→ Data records

++++++++++

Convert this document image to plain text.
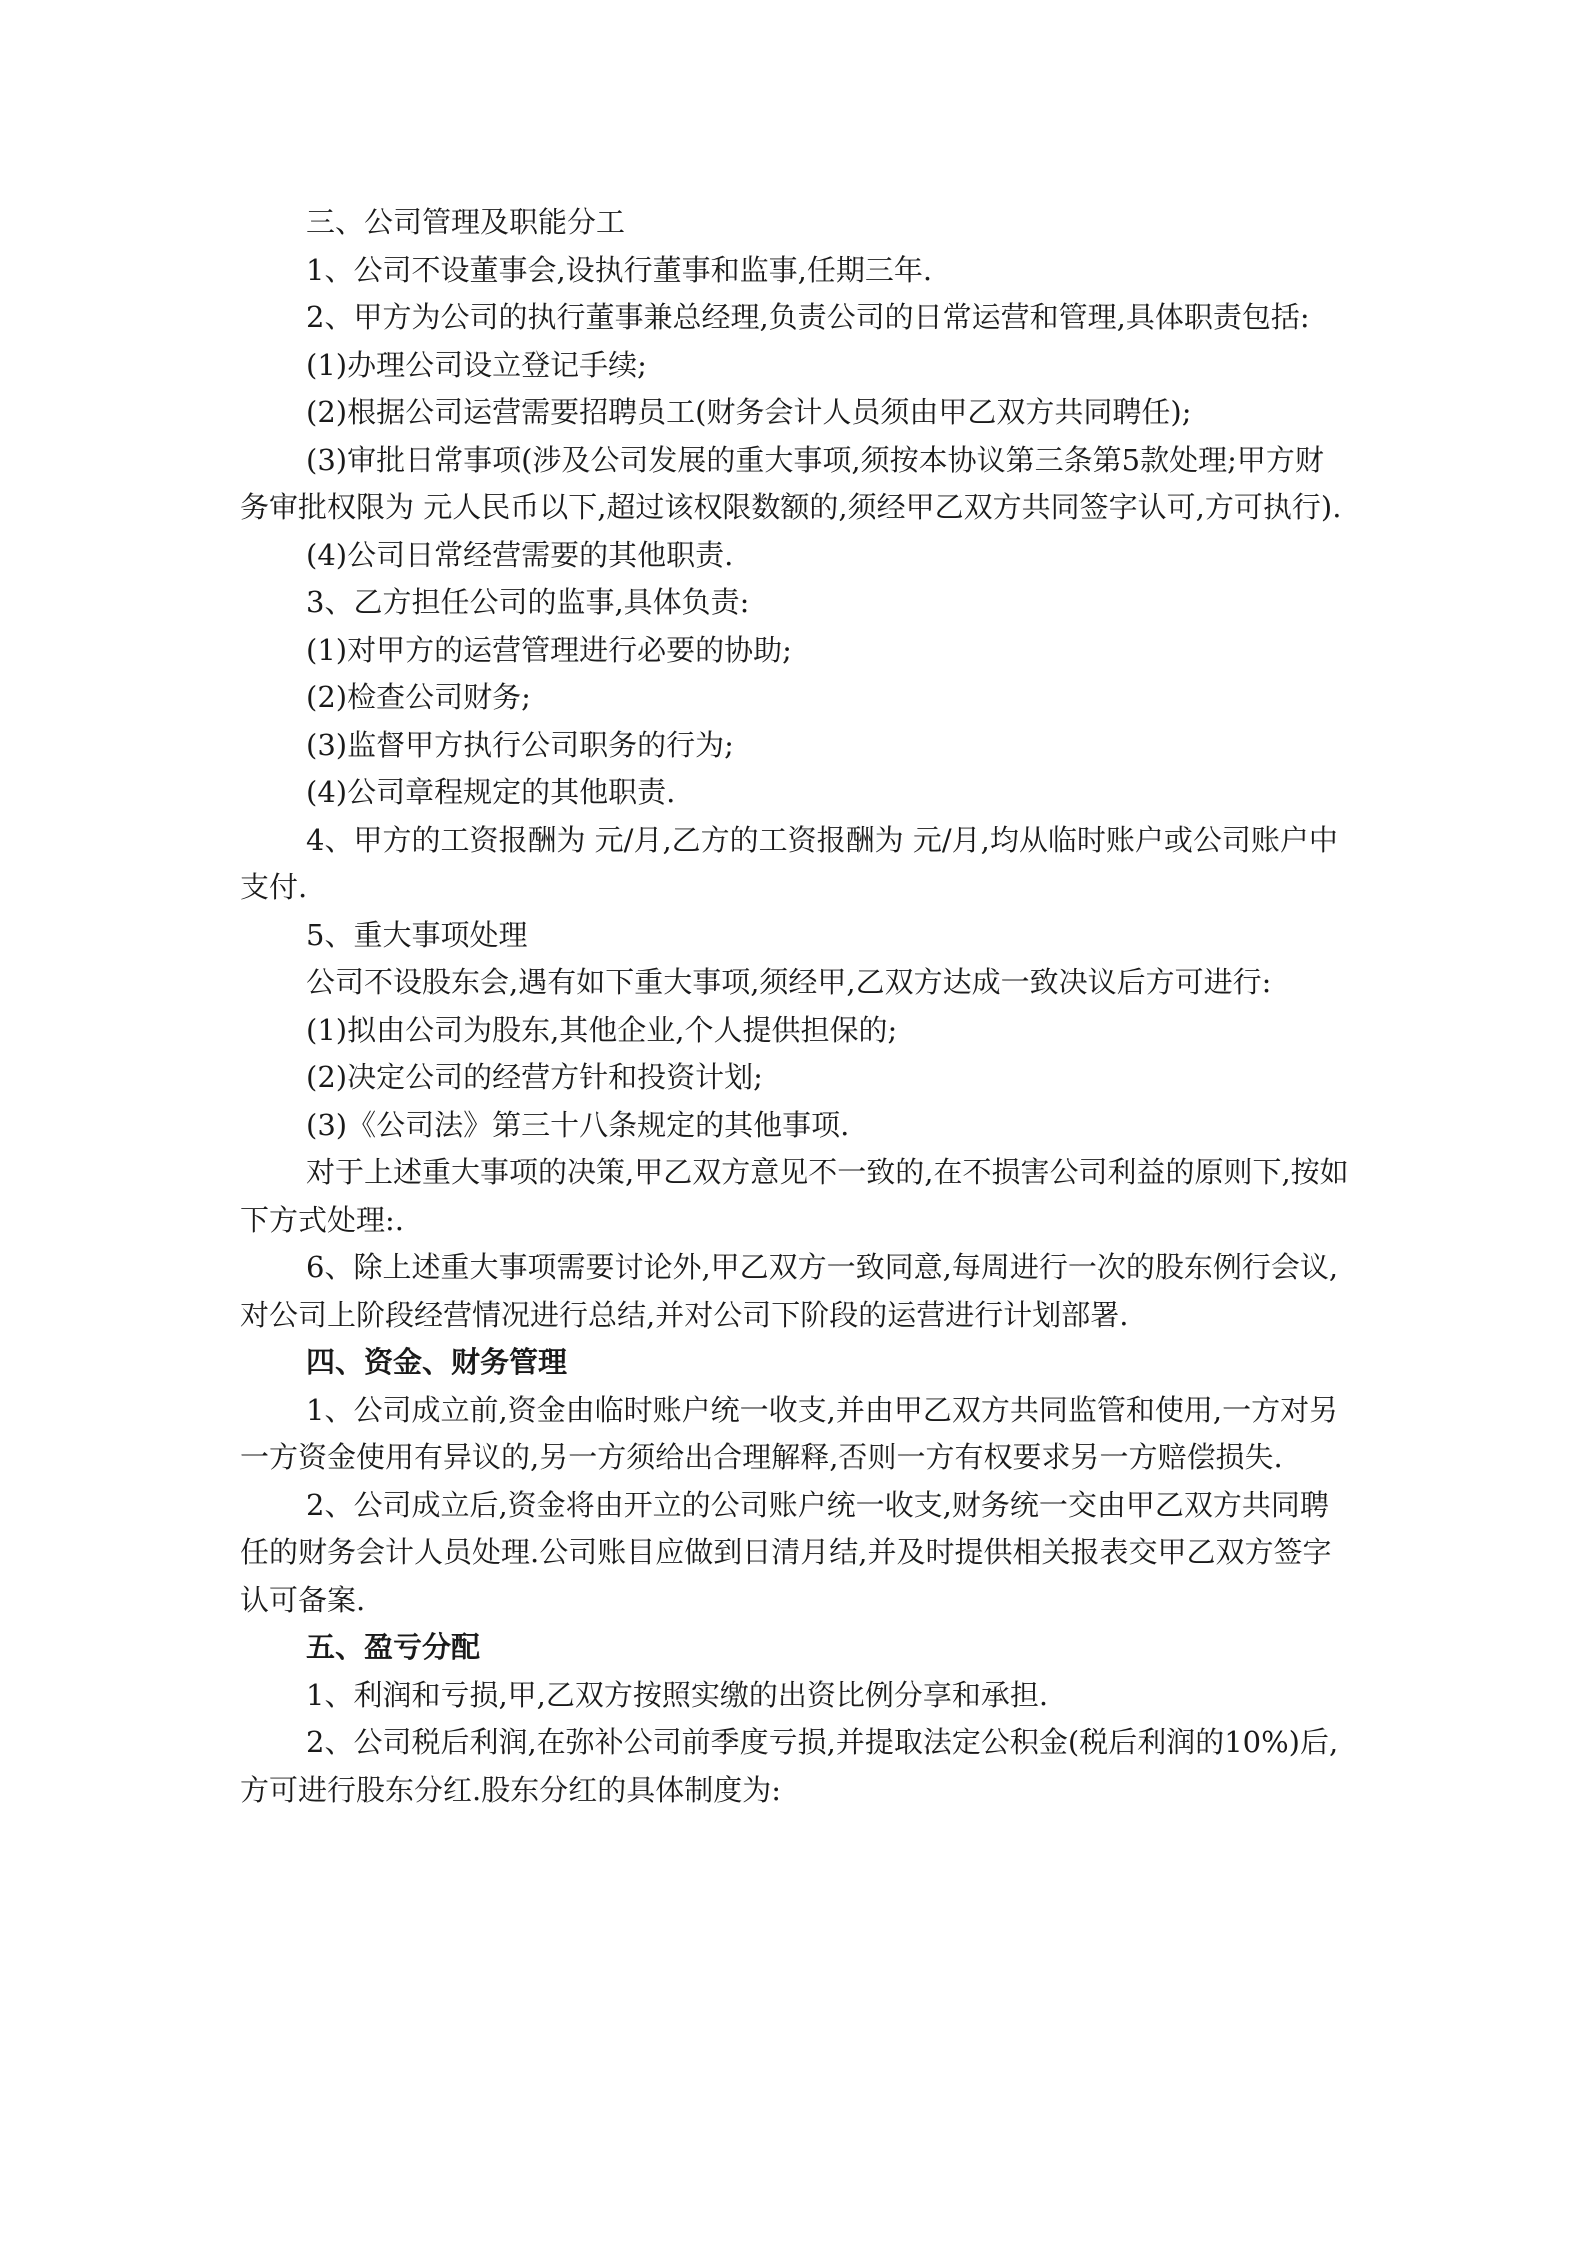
三、公司管理及职能分工

1、公司不设董事会,设执行董事和监事,任期三年.

2、甲方为公司的执行董事兼总经理,负责公司的日常运营和管理,具体职责包括:

(1)办理公司设立登记手续;

(2)根据公司运营需要招聘员工(财务会计人员须由甲乙双方共同聘任);

(3)审批日常事项(涉及公司发展的重大事项,须按本协议第三条第5款处理;甲方财务审批权限为 元人民币以下,超过该权限数额的,须经甲乙双方共同签字认可,方可执行).

(4)公司日常经营需要的其他职责.

3、乙方担任公司的监事,具体负责:

(1)对甲方的运营管理进行必要的协助;

(2)检查公司财务;

(3)监督甲方执行公司职务的行为;

(4)公司章程规定的其他职责.

4、甲方的工资报酬为 元/月,乙方的工资报酬为 元/月,均从临时账户或公司账户中支付.

5、重大事项处理

公司不设股东会,遇有如下重大事项,须经甲,乙双方达成一致决议后方可进行:

(1)拟由公司为股东,其他企业,个人提供担保的;

(2)决定公司的经营方针和投资计划;

(3)《公司法》第三十八条规定的其他事项.

对于上述重大事项的决策,甲乙双方意见不一致的,在不损害公司利益的原则下,按如下方式处理:.

6、除上述重大事项需要讨论外,甲乙双方一致同意,每周进行一次的股东例行会议,对公司上阶段经营情况进行总结,并对公司下阶段的运营进行计划部署.

四、资金、财务管理

1、公司成立前,资金由临时账户统一收支,并由甲乙双方共同监管和使用,一方对另一方资金使用有异议的,另一方须给出合理解释,否则一方有权要求另一方赔偿损失.

2、公司成立后,资金将由开立的公司账户统一收支,财务统一交由甲乙双方共同聘任的财务会计人员处理.公司账目应做到日清月结,并及时提供相关报表交甲乙双方签字认可备案.

五、盈亏分配

1、利润和亏损,甲,乙双方按照实缴的出资比例分享和承担.

2、公司税后利润,在弥补公司前季度亏损,并提取法定公积金(税后利润的10%)后,方可进行股东分红.股东分红的具体制度为:
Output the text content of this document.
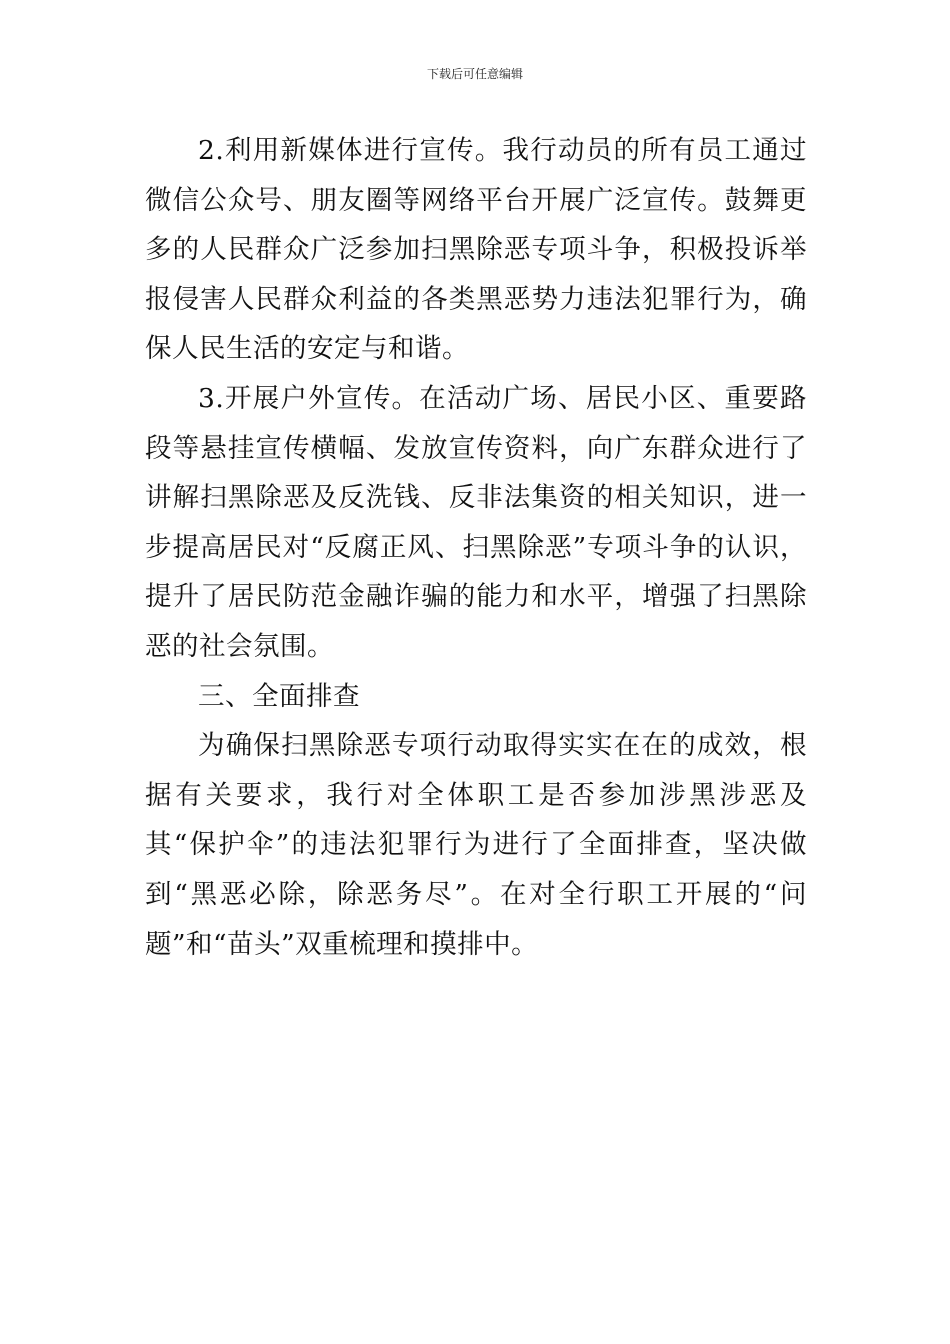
下载后可任意编辑

2.利用新媒体进行宣传。我行动员的所有员工通过微信公众号、朋友圈等网络平台开展广泛宣传。鼓舞更多的人民群众广泛参加扫黑除恶专项斗争，积极投诉举报侵害人民群众利益的各类黑恶势力违法犯罪行为，确保人民生活的安定与和谐。

3.开展户外宣传。在活动广场、居民小区、重要路段等悬挂宣传横幅、发放宣传资料，向广东群众进行了讲解扫黑除恶及反洗钱、反非法集资的相关知识，进一步提高居民对“反腐正风、扫黑除恶”专项斗争的认识，提升了居民防范金融诈骗的能力和水平，增强了扫黑除恶的社会氛围。

三、全面排查

为确保扫黑除恶专项行动取得实实在在的成效，根据有关要求，我行对全体职工是否参加涉黑涉恶及其“保护伞”的违法犯罪行为进行了全面排查，坚决做到“黑恶必除，除恶务尽”。在对全行职工开展的“问题”和“苗头”双重梳理和摸排中。
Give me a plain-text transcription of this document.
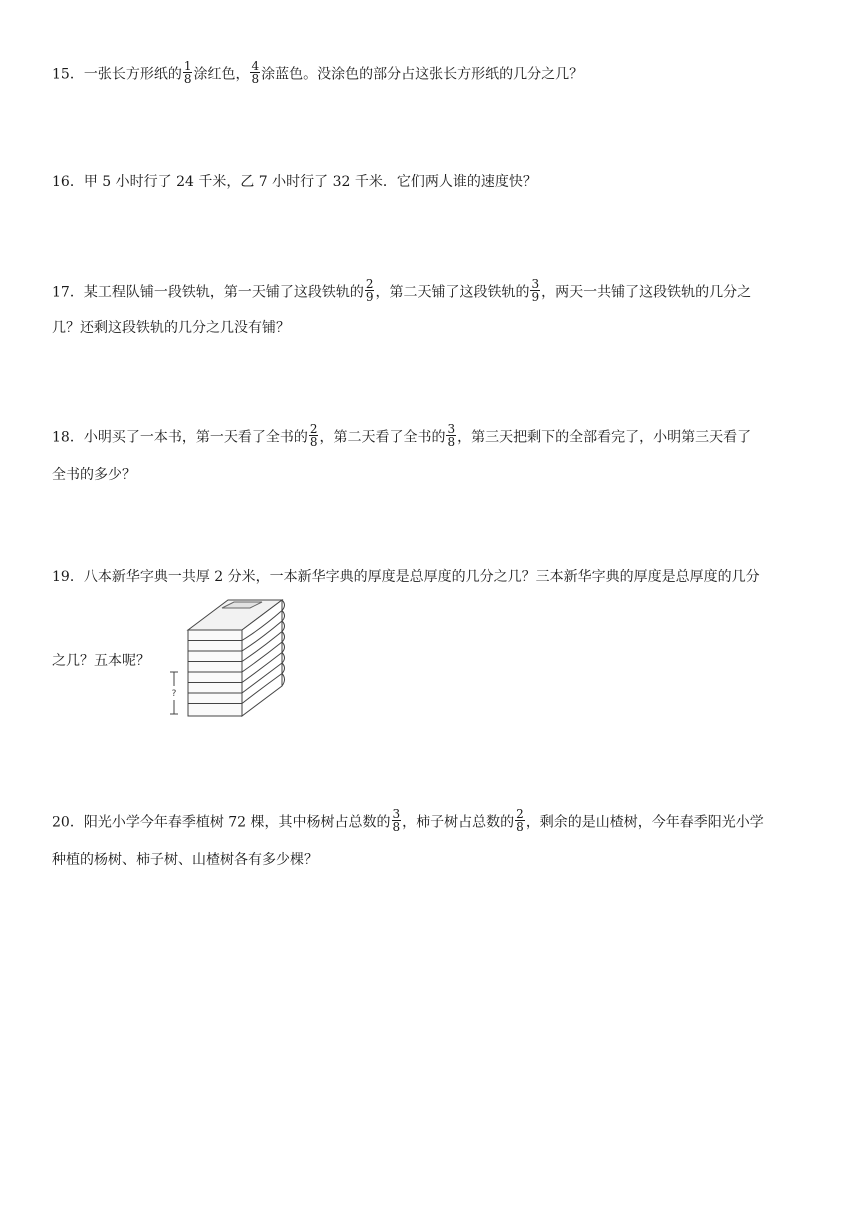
15．一张长方形纸的 $\frac{1}{8}$ 涂红色， $\frac{4}{8}$ 涂蓝色。没涂色的部分占这张长方形纸的几分之几？
16．甲 5 小时行了 24 千米，乙 7 小时行了 32 千米．它们两人谁的速度快？
17．某工程队铺一段铁轨，第一天铺了这段铁轨的 $\frac{2}{9}$ ，第二天铺了这段铁轨的 $\frac{3}{9}$ ，两天一共铺了这段铁轨的几分之
几？还剩这段铁轨的几分之几没有铺？
18．小明买了一本书，第一天看了全书的 $\frac{2}{8}$ ，第二天看了全书的 $\frac{3}{8}$ ，第三天把剩下的全部看完了，小明第三天看了
全书的多少？
19．八本新华字典一共厚 2 分米，一本新华字典的厚度是总厚度的几分之几？三本新华字典的厚度是总厚度的几分
之几？五本呢？
?
20．阳光小学今年春季植树 72 棵，其中杨树占总数的 $\frac{3}{8}$ ，柿子树占总数的 $\frac{2}{8}$ ，剩余的是山楂树，今年春季阳光小学
种植的杨树、柿子树、山楂树各有多少棵？
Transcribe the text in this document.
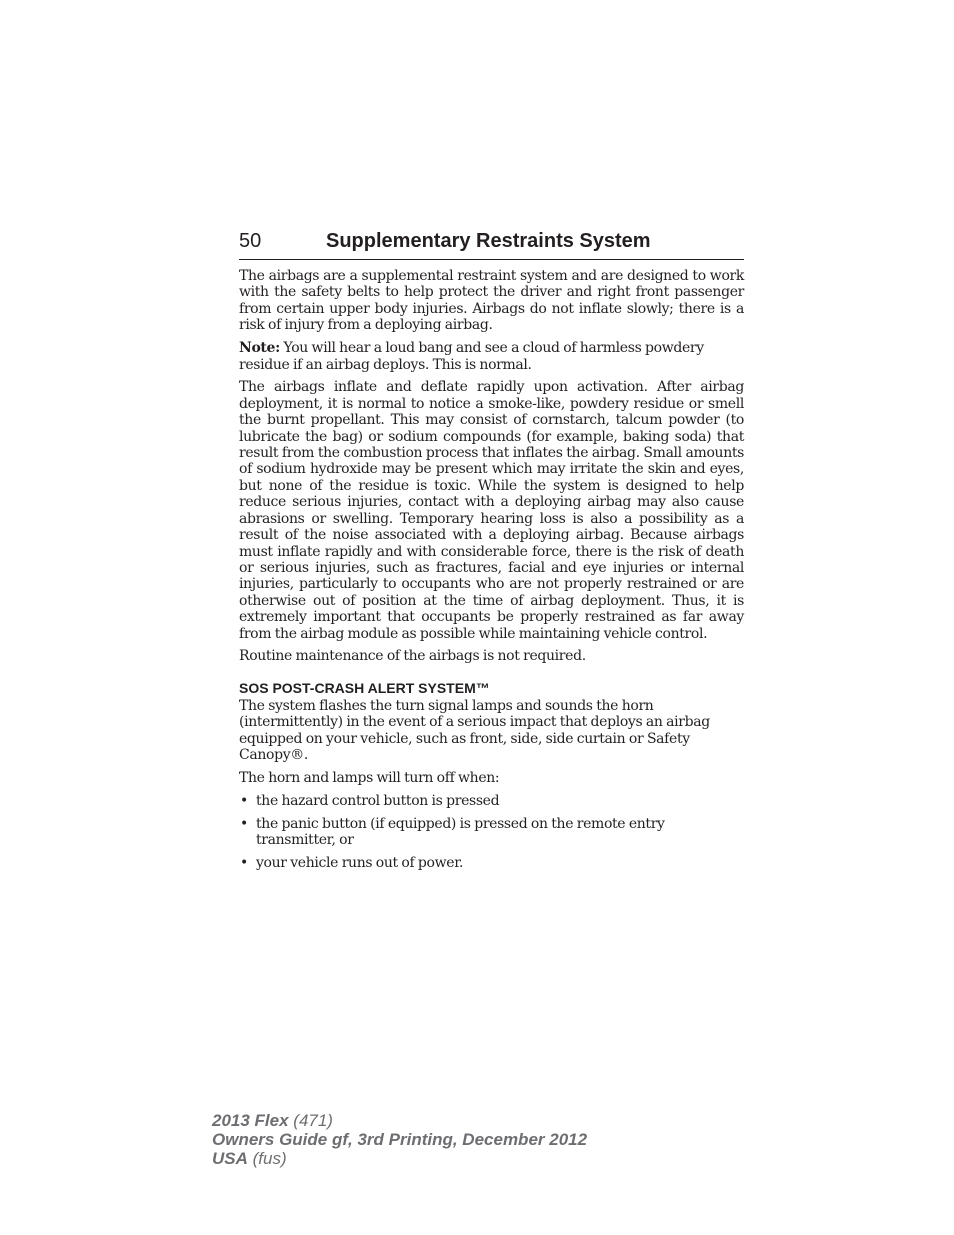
50	Supplementary Restraints System

The airbags are a supplemental restraint system and are designed to work with the safety belts to help protect the driver and right front passenger from certain upper body injuries. Airbags do not inflate slowly; there is a risk of injury from a deploying airbag.

Note: You will hear a loud bang and see a cloud of harmless powdery residue if an airbag deploys. This is normal.

The airbags inflate and deflate rapidly upon activation. After airbag deployment, it is normal to notice a smoke-like, powdery residue or smell the burnt propellant. This may consist of cornstarch, talcum powder (to lubricate the bag) or sodium compounds (for example, baking soda) that result from the combustion process that inflates the airbag. Small amounts of sodium hydroxide may be present which may irritate the skin and eyes, but none of the residue is toxic. While the system is designed to help reduce serious injuries, contact with a deploying airbag may also cause abrasions or swelling. Temporary hearing loss is also a possibility as a result of the noise associated with a deploying airbag. Because airbags must inflate rapidly and with considerable force, there is the risk of death or serious injuries, such as fractures, facial and eye injuries or internal injuries, particularly to occupants who are not properly restrained or are otherwise out of position at the time of airbag deployment. Thus, it is extremely important that occupants be properly restrained as far away from the airbag module as possible while maintaining vehicle control.

Routine maintenance of the airbags is not required.

SOS POST-CRASH ALERT SYSTEM™

The system flashes the turn signal lamps and sounds the horn (intermittently) in the event of a serious impact that deploys an airbag equipped on your vehicle, such as front, side, side curtain or Safety Canopy®.

The horn and lamps will turn off when:

• the hazard control button is pressed
• the panic button (if equipped) is pressed on the remote entry transmitter, or
• your vehicle runs out of power.
2013 Flex (471)
Owners Guide gf, 3rd Printing, December 2012
USA (fus)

++++++++++

→ GIVEN EXERCISE
Find the lines with the string "will" and reproduce them.

→ THE REPLY
Note: You will hear a loud bang and see a cloud of harmless powdery residue if an airbag deploys. This is normal.
The horn and lamps will turn off when:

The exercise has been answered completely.